* start INPUT RECORDS *

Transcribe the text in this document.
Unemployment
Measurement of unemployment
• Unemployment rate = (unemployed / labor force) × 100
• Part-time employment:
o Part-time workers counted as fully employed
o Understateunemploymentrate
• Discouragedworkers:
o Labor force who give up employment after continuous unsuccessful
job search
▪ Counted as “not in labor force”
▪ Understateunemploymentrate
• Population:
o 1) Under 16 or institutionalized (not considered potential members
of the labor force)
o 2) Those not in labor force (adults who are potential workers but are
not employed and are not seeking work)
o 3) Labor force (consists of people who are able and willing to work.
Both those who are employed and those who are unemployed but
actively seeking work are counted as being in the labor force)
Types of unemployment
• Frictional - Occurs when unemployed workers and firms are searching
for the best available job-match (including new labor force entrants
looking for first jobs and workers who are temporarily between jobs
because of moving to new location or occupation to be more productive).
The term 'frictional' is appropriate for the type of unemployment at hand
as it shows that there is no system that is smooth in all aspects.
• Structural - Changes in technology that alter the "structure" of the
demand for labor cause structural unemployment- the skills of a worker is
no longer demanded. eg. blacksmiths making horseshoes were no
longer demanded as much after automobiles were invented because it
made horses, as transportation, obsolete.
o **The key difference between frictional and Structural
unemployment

* end INPUT RECORDS *

EXERCISE INSTRUCTIONS:
Read through the entries and copy each line in which "potential" appears.

THE RESULT:
o 1) Under 16 or institutionalized (not considered potential members
o 2) Those not in labor force (adults who are potential workers but are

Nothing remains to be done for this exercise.